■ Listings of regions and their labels

= = = =

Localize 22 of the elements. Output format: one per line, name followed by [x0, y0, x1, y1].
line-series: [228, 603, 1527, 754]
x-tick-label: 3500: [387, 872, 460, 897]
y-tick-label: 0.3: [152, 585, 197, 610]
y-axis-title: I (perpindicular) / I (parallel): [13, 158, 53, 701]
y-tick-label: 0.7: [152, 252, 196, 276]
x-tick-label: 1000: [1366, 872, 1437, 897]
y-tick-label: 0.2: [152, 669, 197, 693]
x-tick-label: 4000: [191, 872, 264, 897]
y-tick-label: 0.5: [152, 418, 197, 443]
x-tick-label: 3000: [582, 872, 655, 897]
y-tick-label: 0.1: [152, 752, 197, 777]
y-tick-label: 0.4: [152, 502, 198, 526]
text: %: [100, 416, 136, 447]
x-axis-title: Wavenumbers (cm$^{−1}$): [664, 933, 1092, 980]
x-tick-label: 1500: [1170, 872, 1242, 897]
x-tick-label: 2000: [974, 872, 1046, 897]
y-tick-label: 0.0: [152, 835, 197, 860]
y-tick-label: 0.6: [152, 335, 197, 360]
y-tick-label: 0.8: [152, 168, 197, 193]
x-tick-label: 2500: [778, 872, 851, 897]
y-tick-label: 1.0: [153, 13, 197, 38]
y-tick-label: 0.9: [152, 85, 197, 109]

= = = =

Repeat every one of the lines above word for word.

■ Response
Localize 22 of the elements. Output format: one per line, name followed by [x0, y0, x1, y1].
line-series: [228, 603, 1527, 754]
x-tick-label: 3500: [387, 872, 460, 897]
y-tick-label: 0.3: [152, 585, 197, 610]
y-axis-title: I (perpindicular) / I (parallel): [13, 158, 53, 701]
y-tick-label: 0.7: [152, 252, 196, 276]
x-tick-label: 1000: [1366, 872, 1437, 897]
y-tick-label: 0.2: [152, 669, 197, 693]
x-tick-label: 4000: [191, 872, 264, 897]
y-tick-label: 0.5: [152, 418, 197, 443]
x-tick-label: 3000: [582, 872, 655, 897]
y-tick-label: 0.1: [152, 752, 197, 777]
y-tick-label: 0.4: [152, 502, 198, 526]
text: %: [100, 416, 136, 447]
x-axis-title: Wavenumbers (cm$^{−1}$): [664, 933, 1092, 980]
x-tick-label: 1500: [1170, 872, 1242, 897]
x-tick-label: 2000: [974, 872, 1046, 897]
y-tick-label: 0.0: [152, 835, 197, 860]
y-tick-label: 0.6: [152, 335, 197, 360]
y-tick-label: 0.8: [152, 168, 197, 193]
x-tick-label: 2500: [778, 872, 851, 897]
y-tick-label: 1.0: [153, 13, 197, 38]
y-tick-label: 0.9: [152, 85, 197, 109]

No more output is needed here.